--- start of Document passage ---
I suppose you are saying that the cylinder is recessed so that the case heads are enclosed on the sides as in the old S&W revos. That has zero effect on headspace or case support. It is a cosmetically desirable feature for some folks who swoon over such examples of gun building. S&W eliminated that as a cost saving measure. Guns cut for moon clips have more cut away for clip clearance.
Is the new cylinder the same outside diameter as the existing cylinder? If it is substantially smaller, that would be a bad sign.
Key to all of this is to, first, determine if the cylinder is adequate in diameter/cylinder wall thickness and can be properly fit to the frame. You might have to fit a new base pin bushing to help set endshake and headspace. If you can't buy one, a machinist can turn one easily enough. Once the cylinder is properly fit, then and only then can you proceed with reaming the chambers and throats to 45 dimensions. The proper reamer will be revolver specific. Do not use one made for an automatic. They are different.
The 45 headspaces off the case mouth. The rim is .049"-.010" (.039"-.049") thick. Rim diameter is .480"-.010" (.470"-.480"). Case diameter is .476" at the base.
--- end of Document passage ---
--- start of Extracted records ---
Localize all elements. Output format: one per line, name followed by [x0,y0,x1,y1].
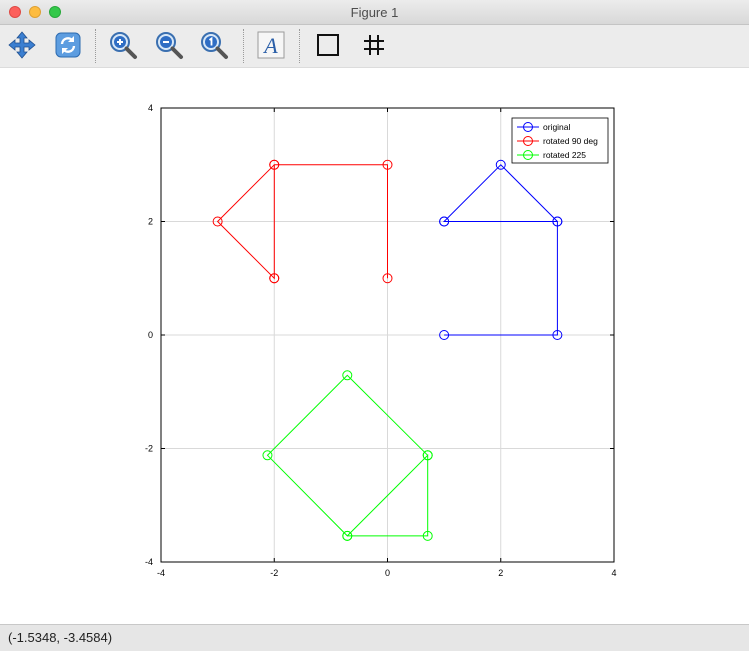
text-a-icon: A [257,31,285,59]
toolbar-separator [243,29,244,63]
y-tick-label: -4 [145,557,153,567]
box-tool-button[interactable] [312,29,344,61]
zoom-one-icon [201,32,228,59]
text-tool-button[interactable]: A [255,29,287,61]
zoom-out-button[interactable] [153,29,185,61]
status-bar: (-1.5348, -3.4584) [0,624,749,651]
figure-toolbar: A [0,25,749,68]
cursor-coordinates: (-1.5348, -3.4584) [8,630,113,645]
rotate-icon [55,32,81,58]
pan-tool-button[interactable] [6,29,38,61]
legend-entry-label: rotated 225 [543,150,586,160]
x-tick-label: -4 [157,568,165,578]
grid-icon [364,35,384,55]
zoom-out-icon [156,32,183,59]
rotate-tool-button[interactable] [52,29,84,61]
legend-entry-label: rotated 90 deg [543,136,598,146]
zoom-in-button[interactable] [107,29,139,61]
figure-canvas[interactable]: -4 -2 0 2 4 -4 -2 0 2 4 original rotated 90 deg rot… [0,68,749,624]
y-tick-label: 0 [148,330,153,340]
x-tick-label: 2 [498,568,503,578]
square-icon [317,34,339,56]
toolbar-separator [299,29,300,63]
y-tick-label: -2 [145,444,153,454]
x-tick-label: 4 [611,568,616,578]
y-tick-label: 4 [148,103,153,113]
window-title: Figure 1 [350,5,399,20]
svg-text:A: A [262,33,278,58]
grid-toggle-button[interactable] [358,29,390,61]
plot-area[interactable]: -4 -2 0 2 4 -4 -2 0 2 4 original rotated 90 deg rot… [0,68,749,624]
zoom-in-icon [110,32,137,59]
title-bar[interactable]: Figure 1 [0,0,749,25]
x-tick-label: -2 [270,568,278,578]
pan-arrows-icon [8,31,36,59]
x-tick-label: 0 [385,568,390,578]
y-tick-label: 2 [148,217,153,227]
toolbar-separator [95,29,96,63]
zoom-reset-button[interactable] [198,29,230,61]
figure-window: Figure 1 A -4 -2 0 2 4 -4 -2 0 2 4 origi… [0,0,749,651]
legend-entry-label: original [543,122,571,132]
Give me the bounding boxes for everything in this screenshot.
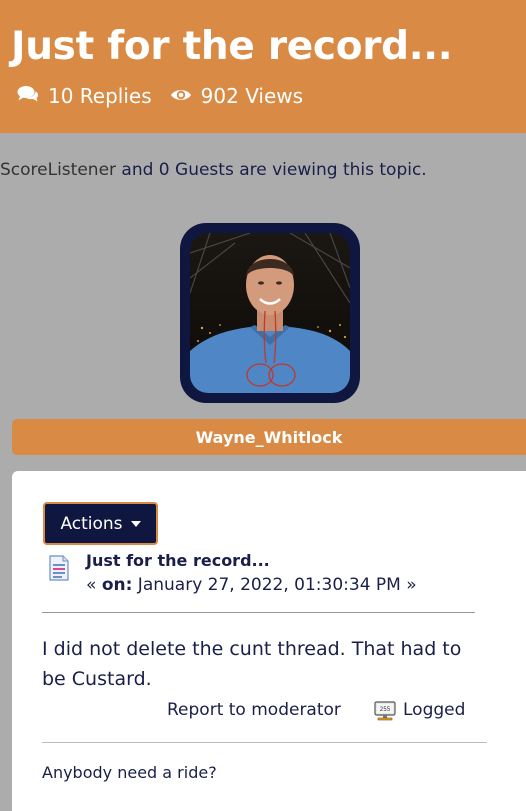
--- end of Extracted records ---
Rewrite the revolver cylinder text from "Key to all of" to "They are different.", putting "gunsmith" in place of "machinist".

Key to all of this is to, first, determine if the cylinder is adequate in diameter/cylinder wall thickness and can be properly fit to the frame. You might have to fit a new base pin bushing to help set endshake and headspace. If you can't buy one, a gunsmith can turn one easily enough. Once the cylinder is properly fit, then and only then can you proceed with reaming the chambers and throats to 45 dimensions. The proper reamer will be revolver specific. Do not use one made for an automatic. They are different.